[Data entries]
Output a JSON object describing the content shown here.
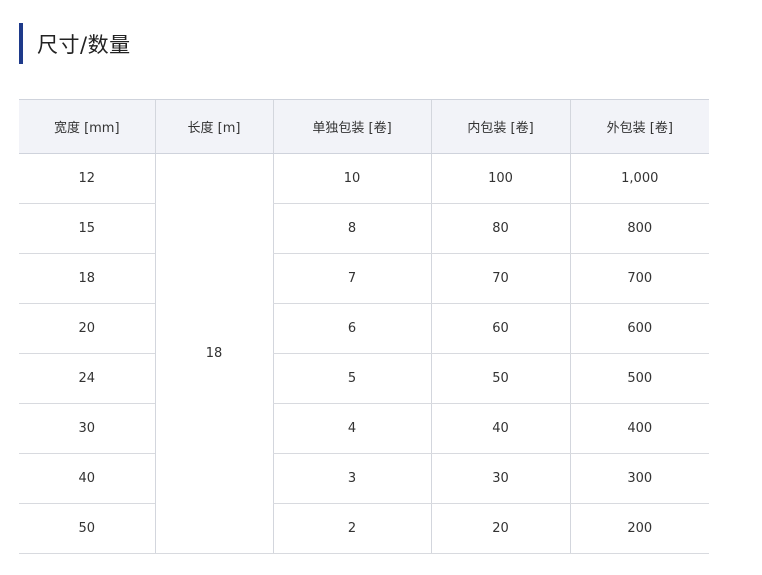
{
  "section": {
    "title": "尺寸/数量"
  },
  "table": {
    "headers": [
      "宽度 [mm]",
      "长度 [m]",
      "单独包装 [卷]",
      "内包装 [卷]",
      "外包装 [卷]"
    ],
    "length_merged": "18",
    "rows": [
      {
        "width": "12",
        "single": "10",
        "inner": "100",
        "outer": "1,000"
      },
      {
        "width": "15",
        "single": "8",
        "inner": "80",
        "outer": "800"
      },
      {
        "width": "18",
        "single": "7",
        "inner": "70",
        "outer": "700"
      },
      {
        "width": "20",
        "single": "6",
        "inner": "60",
        "outer": "600"
      },
      {
        "width": "24",
        "single": "5",
        "inner": "50",
        "outer": "500"
      },
      {
        "width": "30",
        "single": "4",
        "inner": "40",
        "outer": "400"
      },
      {
        "width": "40",
        "single": "3",
        "inner": "30",
        "outer": "300"
      },
      {
        "width": "50",
        "single": "2",
        "inner": "20",
        "outer": "200"
      }
    ]
  }
}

**Set exercise**.
Write every entry out again exactly, dropping the pictures.

**Response to this task**.
Output a JSON object describing the content shown here.
{
  "section": {
    "title": "尺寸/数量"
  },
  "table": {
    "headers": [
      "宽度 [mm]",
      "长度 [m]",
      "单独包装 [卷]",
      "内包装 [卷]",
      "外包装 [卷]"
    ],
    "length_merged": "18",
    "rows": [
      {
        "width": "12",
        "single": "10",
        "inner": "100",
        "outer": "1,000"
      },
      {
        "width": "15",
        "single": "8",
        "inner": "80",
        "outer": "800"
      },
      {
        "width": "18",
        "single": "7",
        "inner": "70",
        "outer": "700"
      },
      {
        "width": "20",
        "single": "6",
        "inner": "60",
        "outer": "600"
      },
      {
        "width": "24",
        "single": "5",
        "inner": "50",
        "outer": "500"
      },
      {
        "width": "30",
        "single": "4",
        "inner": "40",
        "outer": "400"
      },
      {
        "width": "40",
        "single": "3",
        "inner": "30",
        "outer": "300"
      },
      {
        "width": "50",
        "single": "2",
        "inner": "20",
        "outer": "200"
      }
    ]
  }
}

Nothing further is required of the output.